[Direction]
Quote the records word for word from their beginning through the line that contains "The protecting head 18 is at (676, 565).", including that line.

[Records supplied]
········
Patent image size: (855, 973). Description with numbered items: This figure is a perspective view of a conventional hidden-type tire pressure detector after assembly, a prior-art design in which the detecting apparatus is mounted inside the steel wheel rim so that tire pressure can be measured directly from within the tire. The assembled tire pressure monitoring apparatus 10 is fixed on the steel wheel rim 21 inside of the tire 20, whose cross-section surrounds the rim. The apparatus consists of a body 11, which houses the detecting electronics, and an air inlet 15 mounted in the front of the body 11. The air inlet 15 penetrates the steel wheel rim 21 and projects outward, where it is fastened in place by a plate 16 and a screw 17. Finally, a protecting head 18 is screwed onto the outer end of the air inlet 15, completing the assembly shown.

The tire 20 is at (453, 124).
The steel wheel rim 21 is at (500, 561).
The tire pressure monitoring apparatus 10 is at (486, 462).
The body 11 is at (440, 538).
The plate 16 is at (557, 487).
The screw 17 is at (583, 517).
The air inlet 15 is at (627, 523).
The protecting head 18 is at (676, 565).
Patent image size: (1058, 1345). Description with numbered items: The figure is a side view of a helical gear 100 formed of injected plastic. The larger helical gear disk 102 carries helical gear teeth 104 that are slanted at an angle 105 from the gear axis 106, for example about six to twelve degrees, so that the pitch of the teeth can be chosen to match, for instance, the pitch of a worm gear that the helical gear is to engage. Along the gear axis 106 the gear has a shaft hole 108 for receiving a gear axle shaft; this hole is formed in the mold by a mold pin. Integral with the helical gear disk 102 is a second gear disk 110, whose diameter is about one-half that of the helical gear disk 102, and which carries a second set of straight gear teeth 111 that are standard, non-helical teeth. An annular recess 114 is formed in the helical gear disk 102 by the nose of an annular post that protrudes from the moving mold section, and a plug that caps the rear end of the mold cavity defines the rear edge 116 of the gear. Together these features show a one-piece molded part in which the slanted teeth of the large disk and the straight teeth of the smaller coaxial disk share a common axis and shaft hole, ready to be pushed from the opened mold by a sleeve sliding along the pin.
········
[Task response]
Patent image size: (855, 973). Description with numbered items: This figure is a perspective view of a conventional hidden-type tire pressure detector after assembly, a prior-art design in which the detecting apparatus is mounted inside the steel wheel rim so that tire pressure can be measured directly from within the tire. The assembled tire pressure monitoring apparatus 10 is fixed on the steel wheel rim 21 inside of the tire 20, whose cross-section surrounds the rim. The apparatus consists of a body 11, which houses the detecting electronics, and an air inlet 15 mounted in the front of the body 11. The air inlet 15 penetrates the steel wheel rim 21 and projects outward, where it is fastened in place by a plate 16 and a screw 17. Finally, a protecting head 18 is screwed onto the outer end of the air inlet 15, completing the assembly shown.

The tire 20 is at (453, 124).
The steel wheel rim 21 is at (500, 561).
The tire pressure monitoring apparatus 10 is at (486, 462).
The body 11 is at (440, 538).
The plate 16 is at (557, 487).
The screw 17 is at (583, 517).
The air inlet 15 is at (627, 523).
The protecting head 18 is at (676, 565).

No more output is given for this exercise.